> **Task objective**
Write out all of the entries exactly, please.

> **Provided information**
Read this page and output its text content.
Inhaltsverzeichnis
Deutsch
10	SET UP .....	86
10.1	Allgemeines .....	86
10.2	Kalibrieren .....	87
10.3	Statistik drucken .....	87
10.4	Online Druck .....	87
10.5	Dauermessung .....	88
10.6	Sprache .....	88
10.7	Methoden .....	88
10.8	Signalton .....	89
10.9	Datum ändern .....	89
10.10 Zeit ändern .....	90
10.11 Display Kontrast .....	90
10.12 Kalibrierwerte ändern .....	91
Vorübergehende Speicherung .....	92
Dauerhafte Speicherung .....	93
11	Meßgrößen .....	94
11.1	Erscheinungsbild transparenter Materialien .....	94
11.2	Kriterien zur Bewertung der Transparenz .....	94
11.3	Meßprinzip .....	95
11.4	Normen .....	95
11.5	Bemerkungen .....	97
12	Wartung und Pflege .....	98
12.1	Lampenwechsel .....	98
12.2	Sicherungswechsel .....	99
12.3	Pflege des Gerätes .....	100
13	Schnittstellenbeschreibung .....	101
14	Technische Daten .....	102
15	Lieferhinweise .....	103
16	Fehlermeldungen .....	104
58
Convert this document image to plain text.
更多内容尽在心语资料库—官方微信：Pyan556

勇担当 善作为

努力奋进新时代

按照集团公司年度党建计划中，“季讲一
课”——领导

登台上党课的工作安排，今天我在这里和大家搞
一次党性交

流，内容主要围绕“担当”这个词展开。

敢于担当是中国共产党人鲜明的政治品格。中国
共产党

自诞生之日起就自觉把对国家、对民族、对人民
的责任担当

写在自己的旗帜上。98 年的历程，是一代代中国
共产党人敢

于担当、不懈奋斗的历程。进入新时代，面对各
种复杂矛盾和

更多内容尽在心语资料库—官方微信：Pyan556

> **Final result**
Read this page and output its text content.
Inhaltsverzeichnis
Deutsch
10	SET UP .....	86
10.1	Allgemeines .....	86
10.2	Kalibrieren .....	87
10.3	Statistik drucken .....	87
10.4	Online Druck .....	87
10.5	Dauermessung .....	88
10.6	Sprache .....	88
10.7	Methoden .....	88
10.8	Signalton .....	89
10.9	Datum ändern .....	89
10.10 Zeit ändern .....	90
10.11 Display Kontrast .....	90
10.12 Kalibrierwerte ändern .....	91
Vorübergehende Speicherung .....	92
Dauerhafte Speicherung .....	93
11	Meßgrößen .....	94
11.1	Erscheinungsbild transparenter Materialien .....	94
11.2	Kriterien zur Bewertung der Transparenz .....	94
11.3	Meßprinzip .....	95
11.4	Normen .....	95
11.5	Bemerkungen .....	97
12	Wartung und Pflege .....	98
12.1	Lampenwechsel .....	98
12.2	Sicherungswechsel .....	99
12.3	Pflege des Gerätes .....	100
13	Schnittstellenbeschreibung .....	101
14	Technische Daten .....	102
15	Lieferhinweise .....	103
16	Fehlermeldungen .....	104
58
Convert this document image to plain text.
更多内容尽在心语资料库—官方微信：Pyan556

勇担当 善作为

努力奋进新时代

按照集团公司年度党建计划中，“季讲一
课”——领导

登台上党课的工作安排，今天我在这里和大家搞
一次党性交

流，内容主要围绕“担当”这个词展开。

敢于担当是中国共产党人鲜明的政治品格。中国
共产党

自诞生之日起就自觉把对国家、对民族、对人民
的责任担当

写在自己的旗帜上。98 年的历程，是一代代中国
共产党人敢

于担当、不懈奋斗的历程。进入新时代，面对各
种复杂矛盾和

更多内容尽在心语资料库—官方微信：Pyan556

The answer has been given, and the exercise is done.